▼

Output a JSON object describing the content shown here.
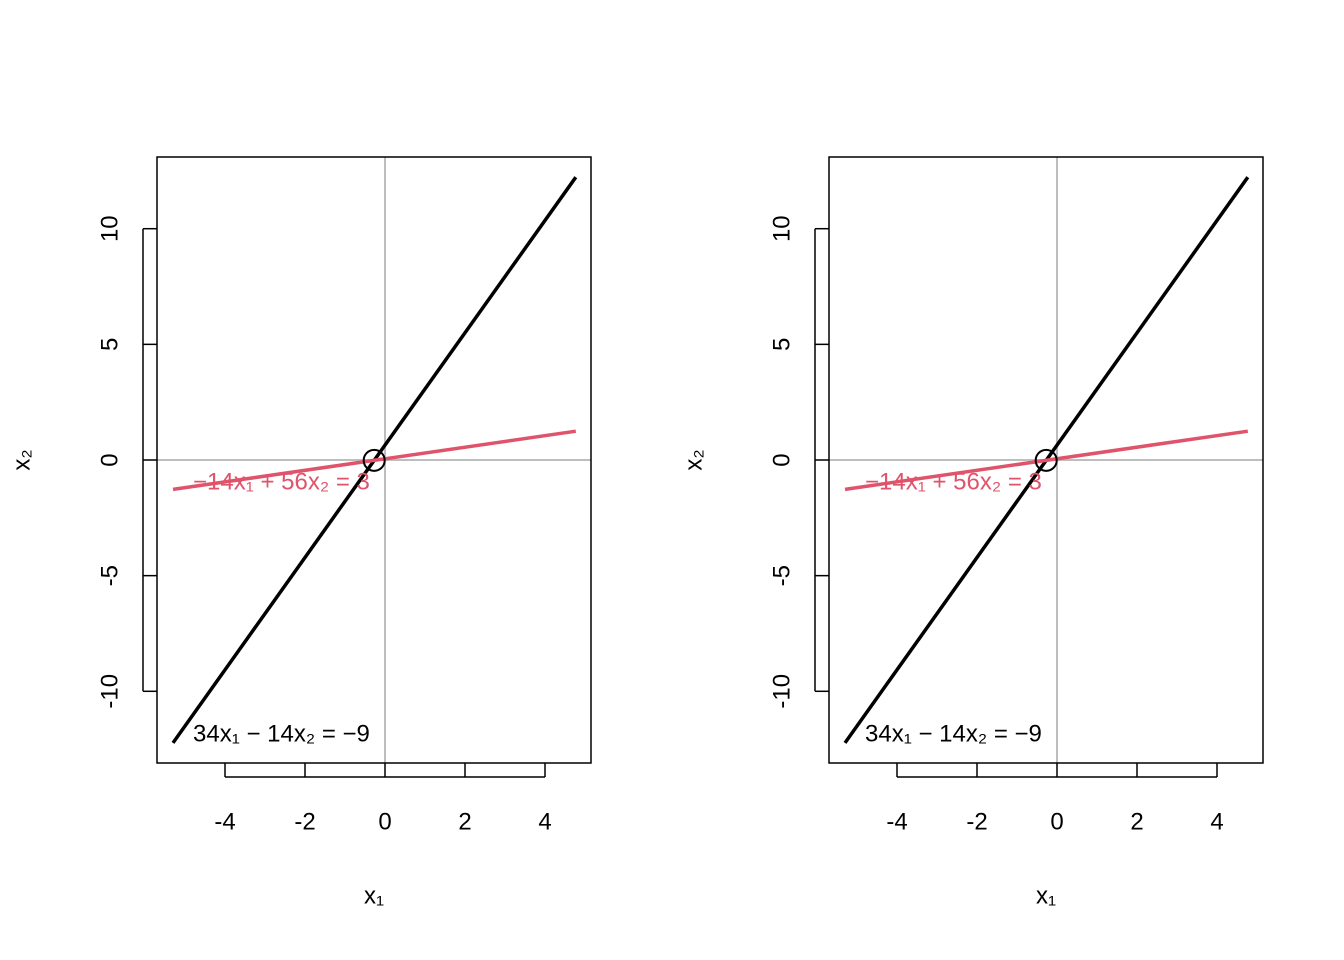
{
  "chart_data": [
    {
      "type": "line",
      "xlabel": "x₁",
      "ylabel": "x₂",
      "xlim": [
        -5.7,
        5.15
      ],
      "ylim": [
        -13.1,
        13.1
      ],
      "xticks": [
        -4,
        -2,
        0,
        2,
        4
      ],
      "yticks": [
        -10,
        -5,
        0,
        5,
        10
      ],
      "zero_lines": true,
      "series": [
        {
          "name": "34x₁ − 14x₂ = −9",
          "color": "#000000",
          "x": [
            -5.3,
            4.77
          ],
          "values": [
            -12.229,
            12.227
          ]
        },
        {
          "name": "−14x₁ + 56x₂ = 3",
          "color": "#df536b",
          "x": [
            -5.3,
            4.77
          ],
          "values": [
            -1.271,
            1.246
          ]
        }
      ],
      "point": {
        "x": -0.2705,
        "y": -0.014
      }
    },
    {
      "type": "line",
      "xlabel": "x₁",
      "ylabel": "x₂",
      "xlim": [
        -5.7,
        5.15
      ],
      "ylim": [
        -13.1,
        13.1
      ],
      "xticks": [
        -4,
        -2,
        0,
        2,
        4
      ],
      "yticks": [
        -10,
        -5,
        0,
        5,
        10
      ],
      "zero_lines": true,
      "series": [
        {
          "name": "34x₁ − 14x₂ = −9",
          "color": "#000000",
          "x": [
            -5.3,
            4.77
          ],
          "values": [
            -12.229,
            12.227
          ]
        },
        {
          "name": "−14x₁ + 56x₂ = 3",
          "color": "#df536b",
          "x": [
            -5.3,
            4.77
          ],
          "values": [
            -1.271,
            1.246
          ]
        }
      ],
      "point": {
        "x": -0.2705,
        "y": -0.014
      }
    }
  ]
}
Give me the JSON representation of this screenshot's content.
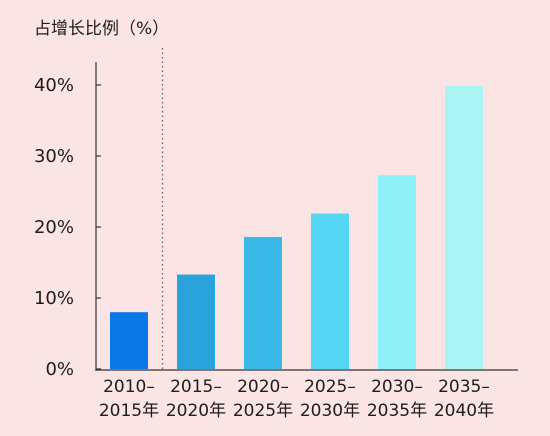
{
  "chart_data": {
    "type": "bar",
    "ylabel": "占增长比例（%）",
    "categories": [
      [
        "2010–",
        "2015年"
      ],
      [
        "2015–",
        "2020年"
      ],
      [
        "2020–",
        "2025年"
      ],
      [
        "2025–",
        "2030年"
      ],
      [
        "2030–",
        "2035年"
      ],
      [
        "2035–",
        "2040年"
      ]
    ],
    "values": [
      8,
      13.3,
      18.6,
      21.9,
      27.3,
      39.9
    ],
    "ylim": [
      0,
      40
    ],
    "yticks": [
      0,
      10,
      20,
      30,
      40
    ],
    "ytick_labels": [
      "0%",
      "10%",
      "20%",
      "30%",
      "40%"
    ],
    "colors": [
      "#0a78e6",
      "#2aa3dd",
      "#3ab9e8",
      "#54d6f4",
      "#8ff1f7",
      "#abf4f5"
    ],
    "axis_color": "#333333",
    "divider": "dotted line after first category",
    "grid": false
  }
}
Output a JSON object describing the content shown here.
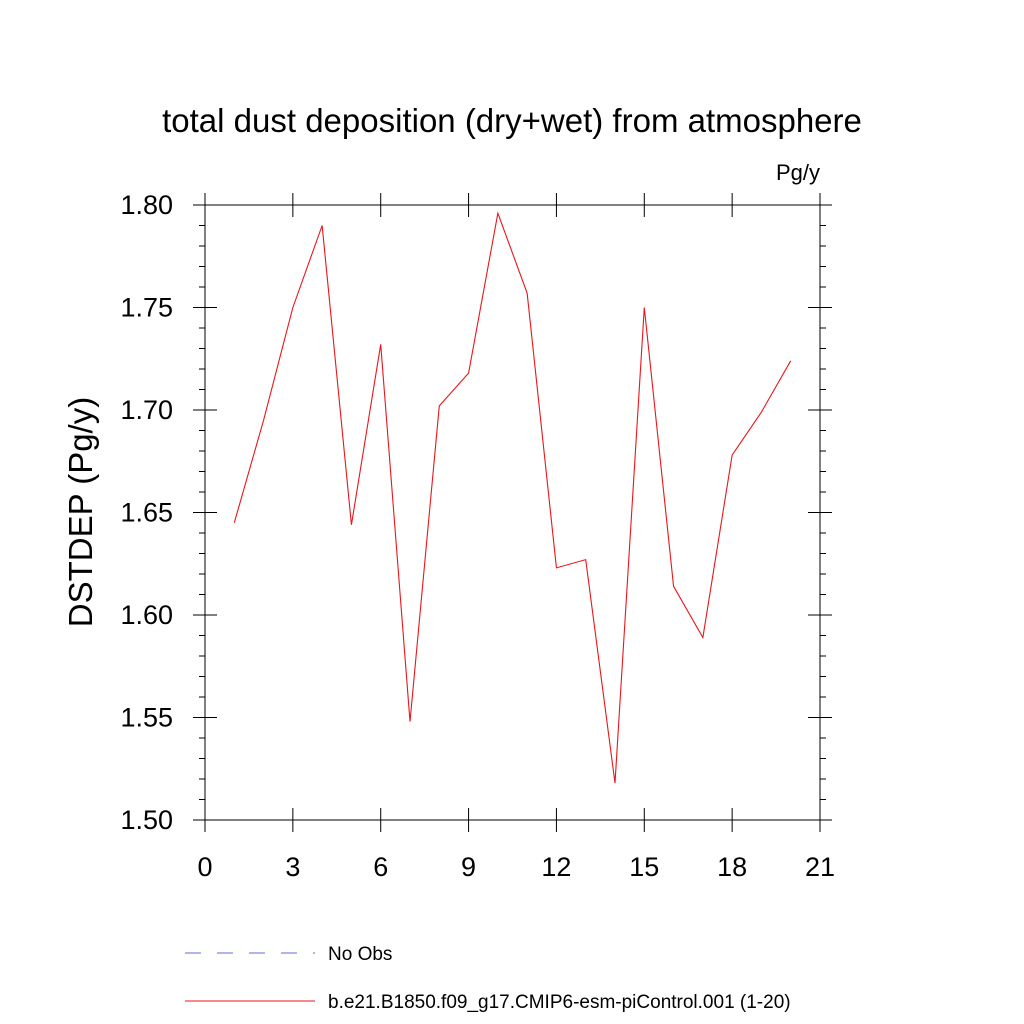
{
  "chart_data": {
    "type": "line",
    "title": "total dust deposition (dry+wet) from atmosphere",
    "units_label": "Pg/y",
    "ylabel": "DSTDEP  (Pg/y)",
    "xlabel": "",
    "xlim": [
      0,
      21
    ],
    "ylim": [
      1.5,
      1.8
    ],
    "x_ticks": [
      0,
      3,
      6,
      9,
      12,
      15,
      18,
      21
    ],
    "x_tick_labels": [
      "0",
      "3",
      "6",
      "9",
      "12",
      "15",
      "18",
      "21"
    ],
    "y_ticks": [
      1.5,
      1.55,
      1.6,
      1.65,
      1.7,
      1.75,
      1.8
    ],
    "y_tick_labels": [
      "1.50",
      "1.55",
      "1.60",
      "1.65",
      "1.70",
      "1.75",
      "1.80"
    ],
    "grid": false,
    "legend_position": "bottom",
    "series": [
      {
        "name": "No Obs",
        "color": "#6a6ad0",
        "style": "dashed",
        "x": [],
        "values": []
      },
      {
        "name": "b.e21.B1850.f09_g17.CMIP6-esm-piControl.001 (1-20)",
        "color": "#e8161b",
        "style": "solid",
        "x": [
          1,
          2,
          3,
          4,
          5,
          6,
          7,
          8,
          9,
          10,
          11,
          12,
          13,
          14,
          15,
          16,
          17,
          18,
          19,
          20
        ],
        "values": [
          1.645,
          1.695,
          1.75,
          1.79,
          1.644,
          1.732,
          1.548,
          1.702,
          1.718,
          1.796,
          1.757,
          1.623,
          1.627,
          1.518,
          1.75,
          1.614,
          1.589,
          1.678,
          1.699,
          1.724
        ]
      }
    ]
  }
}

▲

# Exercise objective
The records above are to be reproduced exactly; the pictures are to be left out.

# Exercise result
Output a JSON object describing the content shown here.
{
  "chart_data": [
    {
      "type": "line",
      "xlabel": "x₁",
      "ylabel": "x₂",
      "xlim": [
        -5.7,
        5.15
      ],
      "ylim": [
        -13.1,
        13.1
      ],
      "xticks": [
        -4,
        -2,
        0,
        2,
        4
      ],
      "yticks": [
        -10,
        -5,
        0,
        5,
        10
      ],
      "zero_lines": true,
      "series": [
        {
          "name": "34x₁ − 14x₂ = −9",
          "color": "#000000",
          "x": [
            -5.3,
            4.77
          ],
          "values": [
            -12.229,
            12.227
          ]
        },
        {
          "name": "−14x₁ + 56x₂ = 3",
          "color": "#df536b",
          "x": [
            -5.3,
            4.77
          ],
          "values": [
            -1.271,
            1.246
          ]
        }
      ],
      "point": {
        "x": -0.2705,
        "y": -0.014
      }
    },
    {
      "type": "line",
      "xlabel": "x₁",
      "ylabel": "x₂",
      "xlim": [
        -5.7,
        5.15
      ],
      "ylim": [
        -13.1,
        13.1
      ],
      "xticks": [
        -4,
        -2,
        0,
        2,
        4
      ],
      "yticks": [
        -10,
        -5,
        0,
        5,
        10
      ],
      "zero_lines": true,
      "series": [
        {
          "name": "34x₁ − 14x₂ = −9",
          "color": "#000000",
          "x": [
            -5.3,
            4.77
          ],
          "values": [
            -12.229,
            12.227
          ]
        },
        {
          "name": "−14x₁ + 56x₂ = 3",
          "color": "#df536b",
          "x": [
            -5.3,
            4.77
          ],
          "values": [
            -1.271,
            1.246
          ]
        }
      ],
      "point": {
        "x": -0.2705,
        "y": -0.014
      }
    }
  ]
}
Give me the JSON representation of this screenshot's content.
{
  "chart_data": {
    "type": "bar",
    "ylabel": "占增长比例（%）",
    "categories": [
      [
        "2010–",
        "2015年"
      ],
      [
        "2015–",
        "2020年"
      ],
      [
        "2020–",
        "2025年"
      ],
      [
        "2025–",
        "2030年"
      ],
      [
        "2030–",
        "2035年"
      ],
      [
        "2035–",
        "2040年"
      ]
    ],
    "values": [
      8,
      13.3,
      18.6,
      21.9,
      27.3,
      39.9
    ],
    "ylim": [
      0,
      40
    ],
    "yticks": [
      0,
      10,
      20,
      30,
      40
    ],
    "ytick_labels": [
      "0%",
      "10%",
      "20%",
      "30%",
      "40%"
    ],
    "colors": [
      "#0a78e6",
      "#2aa3dd",
      "#3ab9e8",
      "#54d6f4",
      "#8ff1f7",
      "#abf4f5"
    ],
    "axis_color": "#333333",
    "divider": "dotted line after first category",
    "grid": false
  }
}
Output a JSON object describing the content shown here.
{
  "chart_data": {
    "type": "line",
    "title": "total dust deposition (dry+wet) from atmosphere",
    "units_label": "Pg/y",
    "ylabel": "DSTDEP  (Pg/y)",
    "xlabel": "",
    "xlim": [
      0,
      21
    ],
    "ylim": [
      1.5,
      1.8
    ],
    "x_ticks": [
      0,
      3,
      6,
      9,
      12,
      15,
      18,
      21
    ],
    "x_tick_labels": [
      "0",
      "3",
      "6",
      "9",
      "12",
      "15",
      "18",
      "21"
    ],
    "y_ticks": [
      1.5,
      1.55,
      1.6,
      1.65,
      1.7,
      1.75,
      1.8
    ],
    "y_tick_labels": [
      "1.50",
      "1.55",
      "1.60",
      "1.65",
      "1.70",
      "1.75",
      "1.80"
    ],
    "grid": false,
    "legend_position": "bottom",
    "series": [
      {
        "name": "No Obs",
        "color": "#6a6ad0",
        "style": "dashed",
        "x": [],
        "values": []
      },
      {
        "name": "b.e21.B1850.f09_g17.CMIP6-esm-piControl.001 (1-20)",
        "color": "#e8161b",
        "style": "solid",
        "x": [
          1,
          2,
          3,
          4,
          5,
          6,
          7,
          8,
          9,
          10,
          11,
          12,
          13,
          14,
          15,
          16,
          17,
          18,
          19,
          20
        ],
        "values": [
          1.645,
          1.695,
          1.75,
          1.79,
          1.644,
          1.732,
          1.548,
          1.702,
          1.718,
          1.796,
          1.757,
          1.623,
          1.627,
          1.518,
          1.75,
          1.614,
          1.589,
          1.678,
          1.699,
          1.724
        ]
      }
    ]
  }
}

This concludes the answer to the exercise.